[Job]: Below is a block of data; give all of it again word for word.

Dataset entries on figures

>> BEGIN

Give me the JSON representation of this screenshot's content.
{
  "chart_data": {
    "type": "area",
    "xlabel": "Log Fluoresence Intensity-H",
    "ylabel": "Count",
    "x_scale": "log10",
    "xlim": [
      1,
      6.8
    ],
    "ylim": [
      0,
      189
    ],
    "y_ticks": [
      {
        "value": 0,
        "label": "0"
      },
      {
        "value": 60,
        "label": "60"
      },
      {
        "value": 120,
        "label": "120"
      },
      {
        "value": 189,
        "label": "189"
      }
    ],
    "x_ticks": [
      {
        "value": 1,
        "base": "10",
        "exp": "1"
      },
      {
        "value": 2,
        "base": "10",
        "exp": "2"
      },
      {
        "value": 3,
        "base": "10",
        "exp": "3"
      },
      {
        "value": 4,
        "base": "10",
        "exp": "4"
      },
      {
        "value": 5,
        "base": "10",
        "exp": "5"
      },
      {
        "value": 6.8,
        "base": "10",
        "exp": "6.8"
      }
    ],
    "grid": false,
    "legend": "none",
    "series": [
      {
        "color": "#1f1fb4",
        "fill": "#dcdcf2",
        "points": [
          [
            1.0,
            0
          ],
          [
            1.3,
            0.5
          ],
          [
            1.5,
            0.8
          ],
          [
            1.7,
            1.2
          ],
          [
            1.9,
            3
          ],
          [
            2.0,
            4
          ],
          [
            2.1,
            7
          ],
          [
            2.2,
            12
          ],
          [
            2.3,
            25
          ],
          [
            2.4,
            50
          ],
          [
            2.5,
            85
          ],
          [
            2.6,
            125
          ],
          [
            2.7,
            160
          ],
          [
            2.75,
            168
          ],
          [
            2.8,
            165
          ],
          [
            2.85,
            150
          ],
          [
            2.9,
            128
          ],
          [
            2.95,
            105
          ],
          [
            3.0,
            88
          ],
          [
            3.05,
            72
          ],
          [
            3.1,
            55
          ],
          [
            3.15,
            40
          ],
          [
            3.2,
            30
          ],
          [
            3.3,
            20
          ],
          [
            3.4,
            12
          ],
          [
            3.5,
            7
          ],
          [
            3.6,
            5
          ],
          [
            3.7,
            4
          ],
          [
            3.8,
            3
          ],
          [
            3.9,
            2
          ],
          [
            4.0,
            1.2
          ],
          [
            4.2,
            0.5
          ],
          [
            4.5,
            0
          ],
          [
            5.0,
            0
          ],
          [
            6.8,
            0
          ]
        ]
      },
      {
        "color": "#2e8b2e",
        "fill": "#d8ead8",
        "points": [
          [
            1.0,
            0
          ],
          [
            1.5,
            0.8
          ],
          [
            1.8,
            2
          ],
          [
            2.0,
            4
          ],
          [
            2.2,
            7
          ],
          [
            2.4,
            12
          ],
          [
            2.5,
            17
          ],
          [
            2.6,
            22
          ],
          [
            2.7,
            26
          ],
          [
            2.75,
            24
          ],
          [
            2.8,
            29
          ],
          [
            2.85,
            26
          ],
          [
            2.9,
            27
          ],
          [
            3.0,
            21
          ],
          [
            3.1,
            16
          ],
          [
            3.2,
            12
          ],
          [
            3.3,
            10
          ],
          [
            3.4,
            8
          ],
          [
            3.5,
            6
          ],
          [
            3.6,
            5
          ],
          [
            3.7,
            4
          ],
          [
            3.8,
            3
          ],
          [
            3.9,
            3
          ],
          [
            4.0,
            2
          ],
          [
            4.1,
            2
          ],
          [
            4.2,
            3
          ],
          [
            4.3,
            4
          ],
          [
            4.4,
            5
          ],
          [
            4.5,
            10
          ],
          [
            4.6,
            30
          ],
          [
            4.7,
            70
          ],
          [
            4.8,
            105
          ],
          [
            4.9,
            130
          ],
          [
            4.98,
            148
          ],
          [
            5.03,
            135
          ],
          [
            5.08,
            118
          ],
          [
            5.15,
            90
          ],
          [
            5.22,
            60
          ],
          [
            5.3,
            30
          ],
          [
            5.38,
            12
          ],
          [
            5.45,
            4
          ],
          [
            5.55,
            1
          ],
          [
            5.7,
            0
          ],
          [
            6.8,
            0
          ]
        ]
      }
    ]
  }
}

>> END

[Result for this task]:
Give me the JSON representation of this screenshot's content.
{
  "chart_data": {
    "type": "area",
    "xlabel": "Log Fluoresence Intensity-H",
    "ylabel": "Count",
    "x_scale": "log10",
    "xlim": [
      1,
      6.8
    ],
    "ylim": [
      0,
      189
    ],
    "y_ticks": [
      {
        "value": 0,
        "label": "0"
      },
      {
        "value": 60,
        "label": "60"
      },
      {
        "value": 120,
        "label": "120"
      },
      {
        "value": 189,
        "label": "189"
      }
    ],
    "x_ticks": [
      {
        "value": 1,
        "base": "10",
        "exp": "1"
      },
      {
        "value": 2,
        "base": "10",
        "exp": "2"
      },
      {
        "value": 3,
        "base": "10",
        "exp": "3"
      },
      {
        "value": 4,
        "base": "10",
        "exp": "4"
      },
      {
        "value": 5,
        "base": "10",
        "exp": "5"
      },
      {
        "value": 6.8,
        "base": "10",
        "exp": "6.8"
      }
    ],
    "grid": false,
    "legend": "none",
    "series": [
      {
        "color": "#1f1fb4",
        "fill": "#dcdcf2",
        "points": [
          [
            1.0,
            0
          ],
          [
            1.3,
            0.5
          ],
          [
            1.5,
            0.8
          ],
          [
            1.7,
            1.2
          ],
          [
            1.9,
            3
          ],
          [
            2.0,
            4
          ],
          [
            2.1,
            7
          ],
          [
            2.2,
            12
          ],
          [
            2.3,
            25
          ],
          [
            2.4,
            50
          ],
          [
            2.5,
            85
          ],
          [
            2.6,
            125
          ],
          [
            2.7,
            160
          ],
          [
            2.75,
            168
          ],
          [
            2.8,
            165
          ],
          [
            2.85,
            150
          ],
          [
            2.9,
            128
          ],
          [
            2.95,
            105
          ],
          [
            3.0,
            88
          ],
          [
            3.05,
            72
          ],
          [
            3.1,
            55
          ],
          [
            3.15,
            40
          ],
          [
            3.2,
            30
          ],
          [
            3.3,
            20
          ],
          [
            3.4,
            12
          ],
          [
            3.5,
            7
          ],
          [
            3.6,
            5
          ],
          [
            3.7,
            4
          ],
          [
            3.8,
            3
          ],
          [
            3.9,
            2
          ],
          [
            4.0,
            1.2
          ],
          [
            4.2,
            0.5
          ],
          [
            4.5,
            0
          ],
          [
            5.0,
            0
          ],
          [
            6.8,
            0
          ]
        ]
      },
      {
        "color": "#2e8b2e",
        "fill": "#d8ead8",
        "points": [
          [
            1.0,
            0
          ],
          [
            1.5,
            0.8
          ],
          [
            1.8,
            2
          ],
          [
            2.0,
            4
          ],
          [
            2.2,
            7
          ],
          [
            2.4,
            12
          ],
          [
            2.5,
            17
          ],
          [
            2.6,
            22
          ],
          [
            2.7,
            26
          ],
          [
            2.75,
            24
          ],
          [
            2.8,
            29
          ],
          [
            2.85,
            26
          ],
          [
            2.9,
            27
          ],
          [
            3.0,
            21
          ],
          [
            3.1,
            16
          ],
          [
            3.2,
            12
          ],
          [
            3.3,
            10
          ],
          [
            3.4,
            8
          ],
          [
            3.5,
            6
          ],
          [
            3.6,
            5
          ],
          [
            3.7,
            4
          ],
          [
            3.8,
            3
          ],
          [
            3.9,
            3
          ],
          [
            4.0,
            2
          ],
          [
            4.1,
            2
          ],
          [
            4.2,
            3
          ],
          [
            4.3,
            4
          ],
          [
            4.4,
            5
          ],
          [
            4.5,
            10
          ],
          [
            4.6,
            30
          ],
          [
            4.7,
            70
          ],
          [
            4.8,
            105
          ],
          [
            4.9,
            130
          ],
          [
            4.98,
            148
          ],
          [
            5.03,
            135
          ],
          [
            5.08,
            118
          ],
          [
            5.15,
            90
          ],
          [
            5.22,
            60
          ],
          [
            5.3,
            30
          ],
          [
            5.38,
            12
          ],
          [
            5.45,
            4
          ],
          [
            5.55,
            1
          ],
          [
            5.7,
            0
          ],
          [
            6.8,
            0
          ]
        ]
      }
    ]
  }
}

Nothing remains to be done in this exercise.